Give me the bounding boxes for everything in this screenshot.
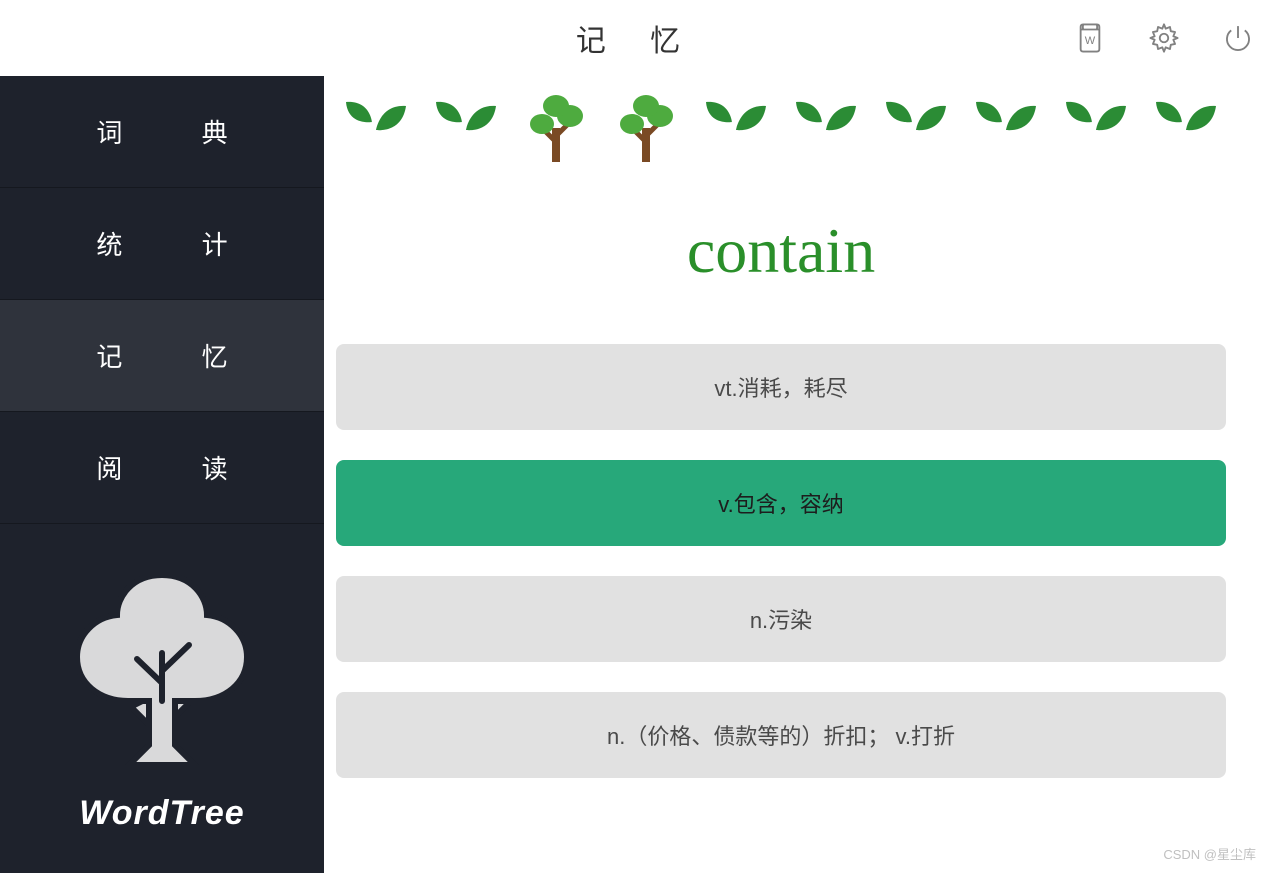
watermark: CSDN @星尘库 — [1163, 844, 1256, 863]
sidebar-item-memorize[interactable]: 记 忆 — [0, 300, 324, 412]
answer-option-3[interactable]: n.（价格、债款等的）折扣； v.打折 — [336, 692, 1226, 778]
answers-list: vt.消耗，耗尽 v.包含，容纳 n.污染 n.（价格、债款等的）折扣； v.打折 — [336, 344, 1226, 778]
power-icon[interactable] — [1218, 18, 1258, 58]
sidebar: 词 典 统 计 记 忆 阅 读 WordTree — [0, 76, 324, 873]
progress-sprout-icon — [786, 88, 866, 168]
progress-sprout-icon — [336, 88, 416, 168]
progress-tree-icon — [606, 88, 686, 168]
answer-option-0[interactable]: vt.消耗，耗尽 — [336, 344, 1226, 430]
sidebar-item-reading[interactable]: 阅 读 — [0, 412, 324, 524]
answer-option-1[interactable]: v.包含，容纳 — [336, 460, 1226, 546]
progress-sprout-icon — [1146, 88, 1226, 168]
app-header: 记 忆 W — [0, 0, 1274, 76]
page-title: 记 忆 — [576, 16, 698, 60]
progress-tree-icon — [516, 88, 596, 168]
progress-sprout-icon — [696, 88, 776, 168]
settings-icon[interactable] — [1144, 18, 1184, 58]
progress-indicator — [336, 88, 1226, 168]
answer-option-2[interactable]: n.污染 — [336, 576, 1226, 662]
progress-sprout-icon — [426, 88, 506, 168]
svg-text:W: W — [1085, 35, 1096, 47]
header-actions: W — [1070, 0, 1258, 76]
sidebar-nav: 词 典 统 计 记 忆 阅 读 — [0, 76, 324, 524]
progress-sprout-icon — [966, 88, 1046, 168]
progress-sprout-icon — [876, 88, 956, 168]
archive-icon[interactable]: W — [1070, 18, 1110, 58]
quiz-word: contain — [336, 214, 1226, 288]
brand: WordTree — [0, 524, 324, 873]
progress-sprout-icon — [1056, 88, 1136, 168]
tree-logo-icon — [77, 575, 247, 770]
brand-name: WordTree — [79, 794, 244, 833]
sidebar-item-statistics[interactable]: 统 计 — [0, 188, 324, 300]
sidebar-item-dictionary[interactable]: 词 典 — [0, 76, 324, 188]
main-content: contain vt.消耗，耗尽 v.包含，容纳 n.污染 n.（价格、债款等的）折扣… — [324, 76, 1274, 873]
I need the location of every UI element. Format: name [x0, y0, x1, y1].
# # #
#### [EXERCISE DETAILS]
Can you write out every line of the listing above as a numbered list, skipping blank lines and leaving out the picture?

#### [TASK RESPONSE]
1. Give me the bounding boxes for everything in this screenshot.
2. watermark: CSDN @星尘库 — [1163, 844, 1256, 863]
3. sidebar-item-memorize[interactable]: 记 忆 — [0, 300, 324, 412]
4. answer-option-3[interactable]: n.（价格、债款等的）折扣； v.打折 — [336, 692, 1226, 778]
5. answers-list: vt.消耗，耗尽 v.包含，容纳 n.污染 n.（价格、债款等的）折扣； v.打折 — [336, 344, 1226, 778]
6. power-icon[interactable] — [1218, 18, 1258, 58]
7. sidebar: 词 典 统 计 记 忆 阅 读 WordTree — [0, 76, 324, 873]
8. progress-sprout-icon — [786, 88, 866, 168]
9. progress-sprout-icon — [336, 88, 416, 168]
10. progress-tree-icon — [606, 88, 686, 168]
11. answer-option-0[interactable]: vt.消耗，耗尽 — [336, 344, 1226, 430]
12. sidebar-item-reading[interactable]: 阅 读 — [0, 412, 324, 524]
13. answer-option-1[interactable]: v.包含，容纳 — [336, 460, 1226, 546]
14. progress-sprout-icon — [1146, 88, 1226, 168]
15. app-header: 记 忆 W — [0, 0, 1274, 76]
16. page-title: 记 忆 — [576, 16, 698, 60]
17. progress-tree-icon — [516, 88, 596, 168]
18. progress-sprout-icon — [696, 88, 776, 168]
19. settings-icon[interactable] — [1144, 18, 1184, 58]
20. progress-indicator — [336, 88, 1226, 168]
21. answer-option-2[interactable]: n.污染 — [336, 576, 1226, 662]
22. progress-sprout-icon — [426, 88, 506, 168]
23. svg-text:W: W — [1085, 35, 1096, 47]
24. header-actions: W — [1070, 0, 1258, 76]
25. sidebar-nav: 词 典 统 计 记 忆 阅 读 — [0, 76, 324, 524]
26. progress-sprout-icon — [966, 88, 1046, 168]
27. progress-sprout-icon — [876, 88, 956, 168]
28. archive-icon[interactable]: W — [1070, 18, 1110, 58]
29. quiz-word: contain — [336, 214, 1226, 288]
30. brand: WordTree — [0, 524, 324, 873]
31. progress-sprout-icon — [1056, 88, 1136, 168]
32. tree-logo-icon — [77, 575, 247, 770]
33. brand-name: WordTree — [79, 794, 244, 833]
34. sidebar-item-statistics[interactable]: 统 计 — [0, 188, 324, 300]
35. sidebar-item-dictionary[interactable]: 词 典 — [0, 76, 324, 188]
36. main-content: contain vt.消耗，耗尽 v.包含，容纳 n.污染 n.（价格、债款等的）折扣… — [324, 76, 1274, 873]
37. I need the location of every UI element. Format: name [x0, y0, x1, y1].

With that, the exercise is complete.